• **Instructions to follow**: State only the number of lines that contain the string "materiales".

(Dataset records)

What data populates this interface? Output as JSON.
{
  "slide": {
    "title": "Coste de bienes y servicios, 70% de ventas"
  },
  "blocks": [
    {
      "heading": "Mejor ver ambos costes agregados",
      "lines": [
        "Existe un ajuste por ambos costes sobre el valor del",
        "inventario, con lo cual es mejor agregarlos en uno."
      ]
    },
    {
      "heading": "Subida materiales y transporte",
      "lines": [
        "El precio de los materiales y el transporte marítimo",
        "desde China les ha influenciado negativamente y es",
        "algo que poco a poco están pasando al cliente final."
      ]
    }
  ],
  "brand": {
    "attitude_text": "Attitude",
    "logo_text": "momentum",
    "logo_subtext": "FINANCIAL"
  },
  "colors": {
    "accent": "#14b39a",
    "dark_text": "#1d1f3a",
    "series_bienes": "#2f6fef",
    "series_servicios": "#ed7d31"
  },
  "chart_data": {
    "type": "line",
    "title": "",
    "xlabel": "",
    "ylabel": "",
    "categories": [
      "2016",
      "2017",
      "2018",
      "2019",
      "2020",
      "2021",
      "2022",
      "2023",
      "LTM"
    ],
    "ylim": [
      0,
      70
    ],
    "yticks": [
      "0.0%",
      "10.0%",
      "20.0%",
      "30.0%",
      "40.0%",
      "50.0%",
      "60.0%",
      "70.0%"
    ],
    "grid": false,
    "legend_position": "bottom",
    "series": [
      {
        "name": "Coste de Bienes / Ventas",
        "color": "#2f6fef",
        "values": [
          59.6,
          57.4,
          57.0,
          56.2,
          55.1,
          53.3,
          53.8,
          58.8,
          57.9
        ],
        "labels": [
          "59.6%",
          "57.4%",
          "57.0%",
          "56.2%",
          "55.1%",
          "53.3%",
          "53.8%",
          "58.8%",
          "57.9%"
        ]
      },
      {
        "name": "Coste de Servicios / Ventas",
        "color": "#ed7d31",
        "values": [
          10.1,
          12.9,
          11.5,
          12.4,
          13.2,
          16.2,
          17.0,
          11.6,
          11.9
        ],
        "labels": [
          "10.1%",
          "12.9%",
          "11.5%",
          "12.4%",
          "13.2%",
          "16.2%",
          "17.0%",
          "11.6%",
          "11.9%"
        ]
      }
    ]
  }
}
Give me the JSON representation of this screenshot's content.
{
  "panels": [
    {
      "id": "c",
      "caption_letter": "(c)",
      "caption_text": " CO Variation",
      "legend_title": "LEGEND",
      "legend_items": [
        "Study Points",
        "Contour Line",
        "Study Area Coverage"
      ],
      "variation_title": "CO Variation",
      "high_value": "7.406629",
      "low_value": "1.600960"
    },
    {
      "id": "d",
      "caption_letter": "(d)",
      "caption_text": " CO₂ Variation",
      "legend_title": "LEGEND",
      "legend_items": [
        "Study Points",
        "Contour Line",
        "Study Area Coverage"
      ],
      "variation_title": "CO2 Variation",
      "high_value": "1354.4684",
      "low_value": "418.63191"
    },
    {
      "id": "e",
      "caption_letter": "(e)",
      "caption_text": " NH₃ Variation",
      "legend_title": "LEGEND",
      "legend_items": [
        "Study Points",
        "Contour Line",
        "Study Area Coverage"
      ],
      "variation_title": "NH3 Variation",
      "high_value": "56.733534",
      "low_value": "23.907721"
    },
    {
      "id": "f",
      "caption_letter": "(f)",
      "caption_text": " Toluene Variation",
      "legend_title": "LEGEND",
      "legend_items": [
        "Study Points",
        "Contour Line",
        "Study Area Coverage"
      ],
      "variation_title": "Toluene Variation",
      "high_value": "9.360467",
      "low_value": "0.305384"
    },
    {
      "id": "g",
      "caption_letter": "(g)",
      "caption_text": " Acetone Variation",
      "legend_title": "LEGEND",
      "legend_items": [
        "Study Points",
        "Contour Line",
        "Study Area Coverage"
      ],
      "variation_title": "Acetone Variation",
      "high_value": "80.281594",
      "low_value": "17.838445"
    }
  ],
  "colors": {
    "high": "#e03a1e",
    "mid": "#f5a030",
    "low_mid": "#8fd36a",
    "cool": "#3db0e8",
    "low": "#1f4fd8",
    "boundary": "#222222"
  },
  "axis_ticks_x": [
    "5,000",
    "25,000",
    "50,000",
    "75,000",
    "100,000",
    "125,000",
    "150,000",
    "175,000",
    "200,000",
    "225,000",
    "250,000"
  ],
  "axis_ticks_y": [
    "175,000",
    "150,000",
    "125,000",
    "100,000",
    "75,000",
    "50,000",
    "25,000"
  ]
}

• **Answer to the task**: 2